> Written request a
Set down the stretch of the forum thread from "At worst it" through "who attacked you." word for word.

> Given text
# # # #
Total Members Voted: 98

Tamas

Quote from: Josquius on June 23, 2022, 08:34:23 AM
Quote from: Tamas on June 23, 2022, 08:00:33 AMWanting to send a sample to Russia is at best incredibly naive and dumb, at worst a weak attempt to defend your country's enemy.
I don't see how it hurts. They already have the chemical: They made it afterall.
At worst it maybe helps back up the inevitable lies when they claim clearly its nothing to do with them. But when everyone elses tests say completely different... It really just goes to highlight that they're liars.
Shows them that we know what they're up to - sort of like all the intelligence being laid out about the Ukranian invasion.

How does it help your case (the truth) if Russia receives a sample and they get the chance to say they tested the sample and its not theirs?

Not to mention the abject humiliation of asking your enemy's help to confirm it was them who attacked you.

garbon

Yeah, we have already learned lying isn't really seen as that big of a deal.
"I've never been quite sure what the point of a eunuch is, if truth be told. It seems to me they're only men with the useful bits cut off."

I drank because I wanted to drown my sorrows, but now the damned things have learned to swim.
# # # #
> Extracted material
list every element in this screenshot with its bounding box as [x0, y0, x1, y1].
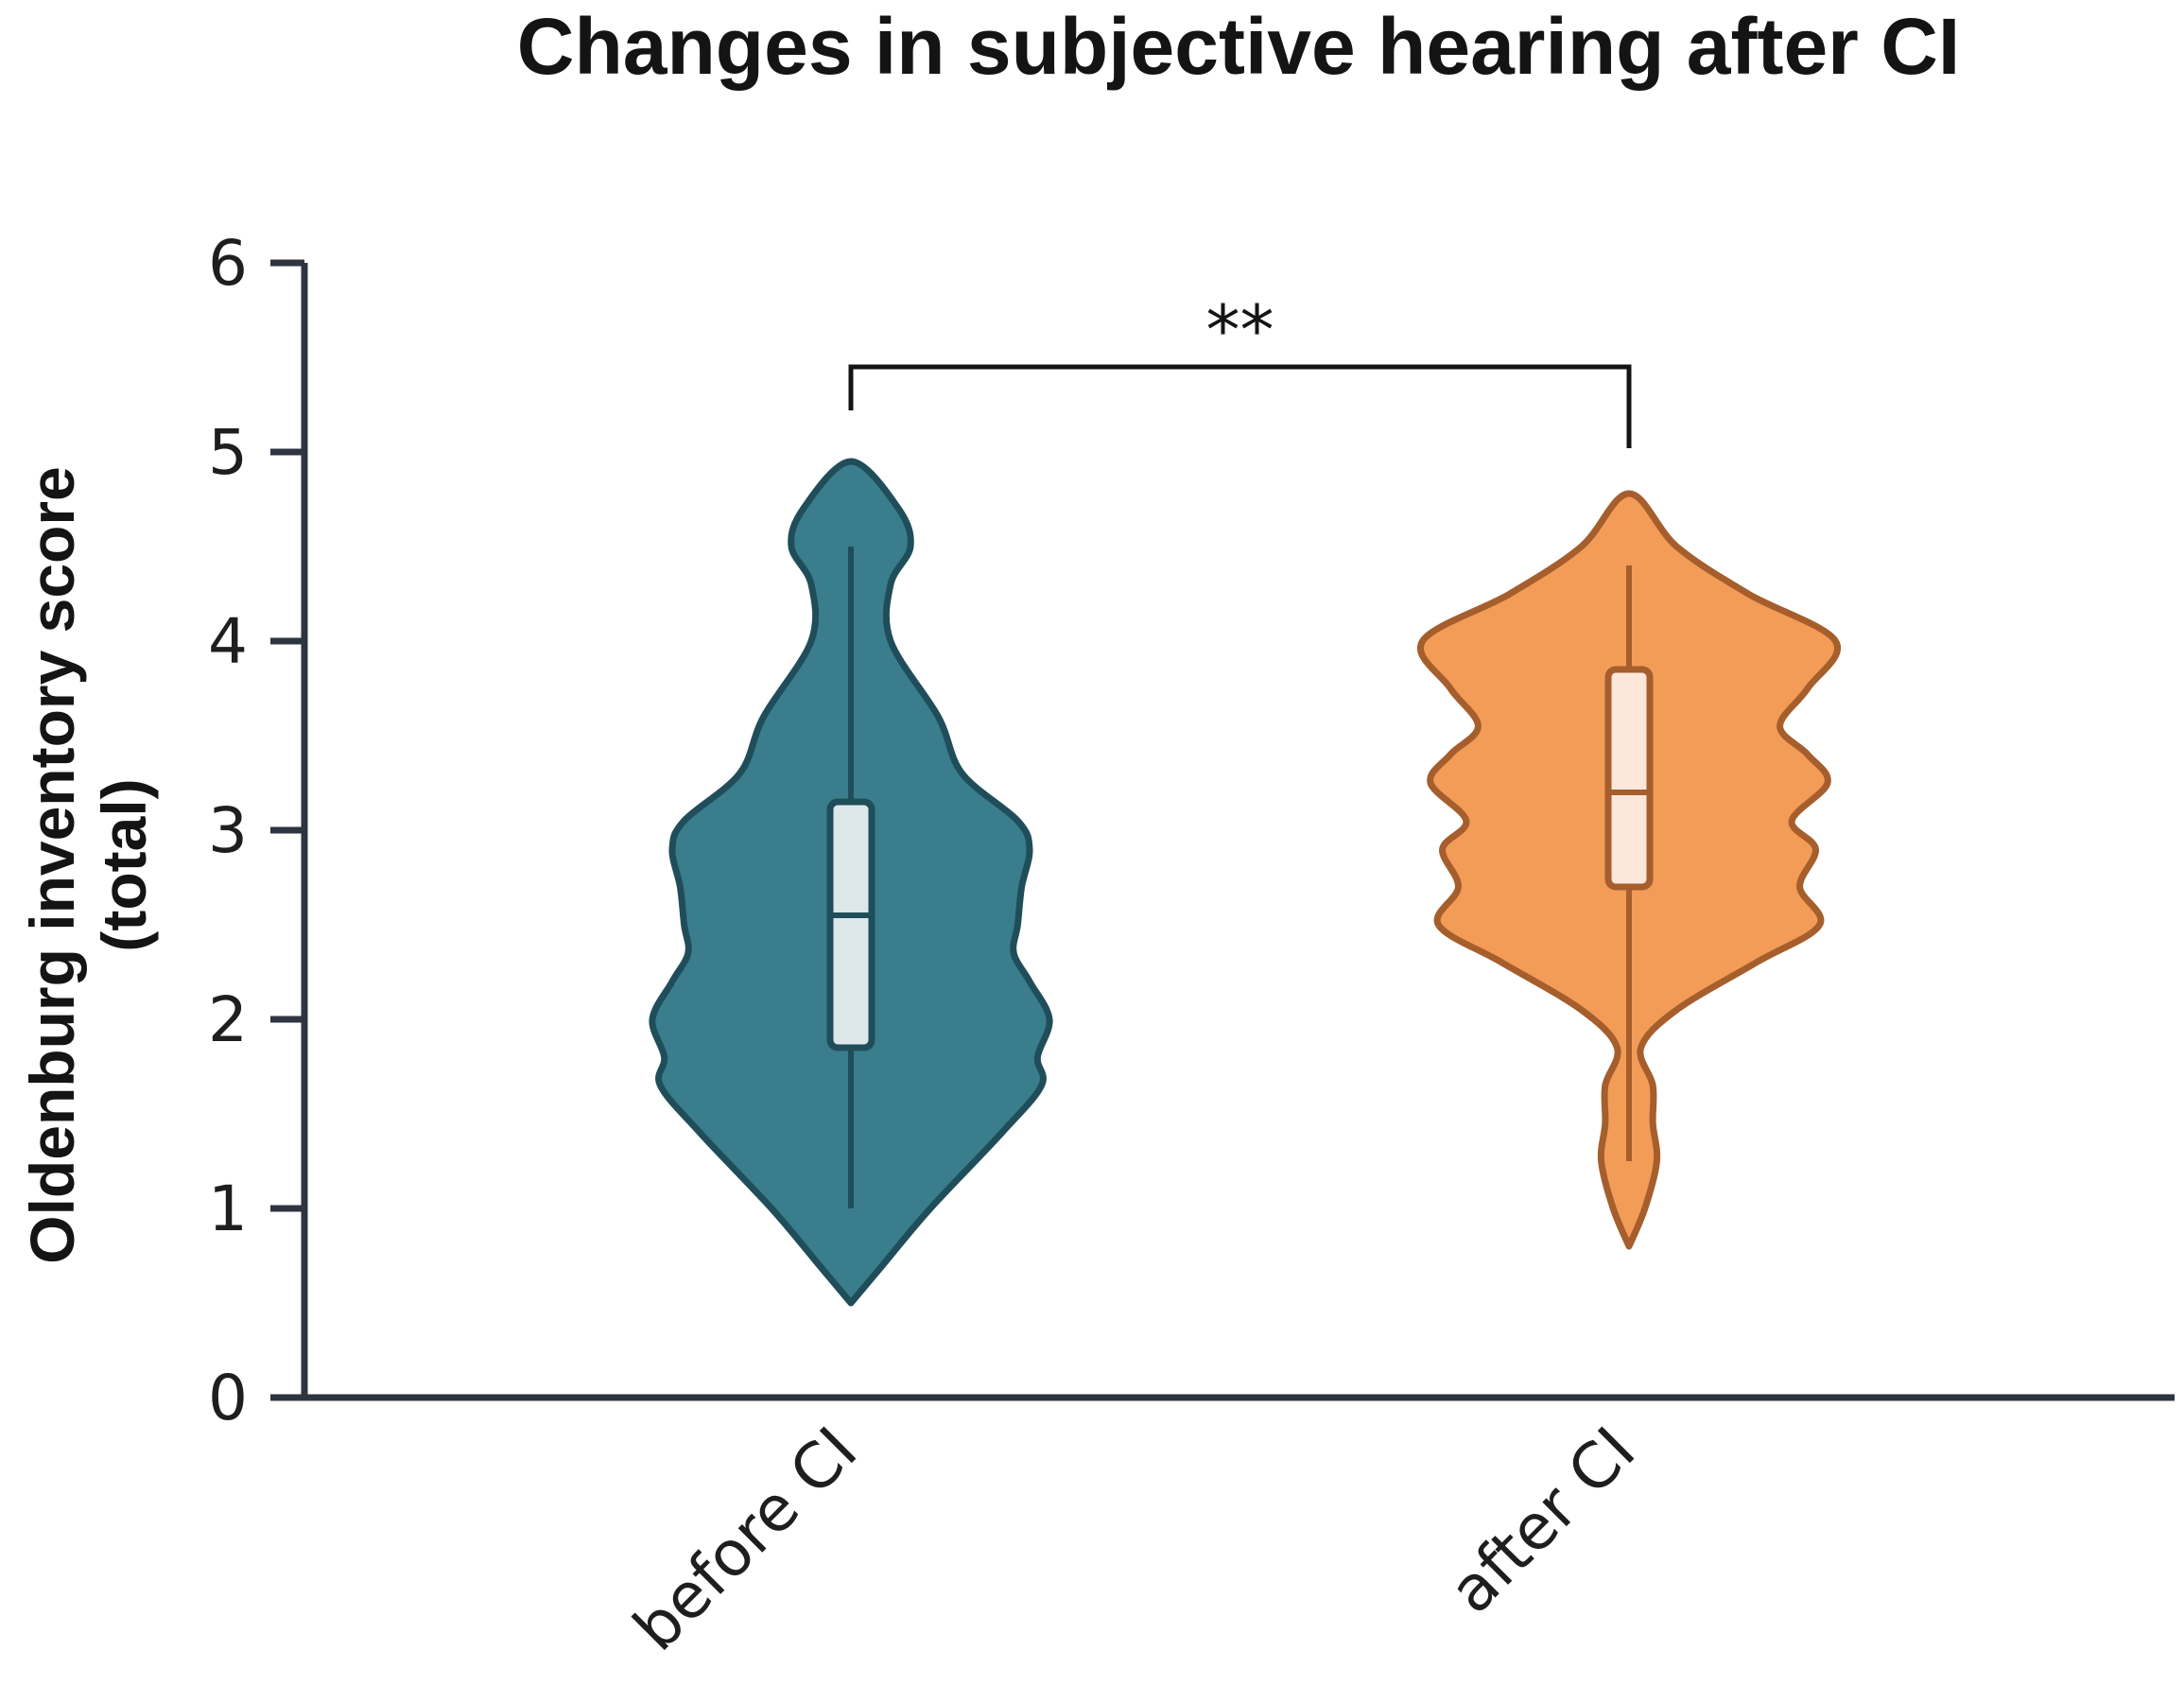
y-axis-label-line-2: (total): [89, 778, 159, 951]
y-axis-label: Oldenburg inventory score (total): [17, 466, 159, 1264]
chart-title: Changes in subjective hearing after CI: [517, 2, 1960, 91]
x-tick-label-1: before CI: [619, 1414, 871, 1665]
axes: 0 1 2 3 4 5 6 before CI after CI: [208, 227, 2175, 1665]
y-tick-label-4: 4: [208, 605, 248, 678]
iqr-box: [1604, 666, 1654, 891]
iqr-box: [826, 798, 875, 1051]
x-tick-label-2: after CI: [1435, 1414, 1649, 1627]
violin-group-1: [649, 458, 1053, 1307]
y-tick-label-1: 1: [208, 1173, 248, 1245]
annotations: **: [848, 290, 1632, 448]
bracket-line: [848, 364, 1632, 448]
y-tick-label-5: 5: [208, 416, 248, 489]
y-tick-label-6: 6: [208, 227, 248, 300]
y-tick-label-2: 2: [208, 983, 248, 1056]
y-axis-label-line-1: Oldenburg inventory score: [17, 466, 87, 1264]
y-tick-label-0: 0: [208, 1362, 248, 1434]
significance-label: **: [1206, 290, 1274, 370]
significance-bracket: **: [848, 290, 1632, 448]
violin-group-2: [1417, 490, 1841, 1250]
y-tick-label-3: 3: [208, 794, 248, 867]
plot-area: [649, 458, 1841, 1307]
# # # #
> Written request b
From the listing, extract the stretch from the line containing "y-axis-label-line-2: (total): [89, 778, 159, 951]" through the line containing "y-tick-label-3: 3: [208, 794, 248, 867]", both ends included, character for character.

> Final result a
At worst it maybe helps back up the inevitable lies when they claim clearly its nothing to do with them. But when everyone elses tests say completely different... It really just goes to highlight that they're liars.
Shows them that we know what they're up to - sort of like all the intelligence being laid out about the Ukranian invasion.

How does it help your case (the truth) if Russia receives a sample and they get the chance to say they tested the sample and its not theirs?

Not to mention the abject humiliation of asking your enemy's help to confirm it was them who attacked you.

> Final result b
y-axis-label-line-2: (total): [89, 778, 159, 951]
y-axis-label: Oldenburg inventory score (total): [17, 466, 159, 1264]
chart-title: Changes in subjective hearing after CI: [517, 2, 1960, 91]
x-tick-label-1: before CI: [619, 1414, 871, 1665]
axes: 0 1 2 3 4 5 6 before CI after CI: [208, 227, 2175, 1665]
y-tick-label-4: 4: [208, 605, 248, 678]
iqr-box: [1604, 666, 1654, 891]
iqr-box: [826, 798, 875, 1051]
x-tick-label-2: after CI: [1435, 1414, 1649, 1627]
violin-group-1: [649, 458, 1053, 1307]
y-tick-label-1: 1: [208, 1173, 248, 1245]
annotations: **: [848, 290, 1632, 448]
bracket-line: [848, 364, 1632, 448]
y-tick-label-5: 5: [208, 416, 248, 489]
y-tick-label-6: 6: [208, 227, 248, 300]
y-tick-label-2: 2: [208, 983, 248, 1056]
y-axis-label-line-1: Oldenburg inventory score: [17, 466, 87, 1264]
y-tick-label-0: 0: [208, 1362, 248, 1434]
significance-label: **: [1206, 290, 1274, 370]
significance-bracket: **: [848, 290, 1632, 448]
violin-group-2: [1417, 490, 1841, 1250]
y-tick-label-3: 3: [208, 794, 248, 867]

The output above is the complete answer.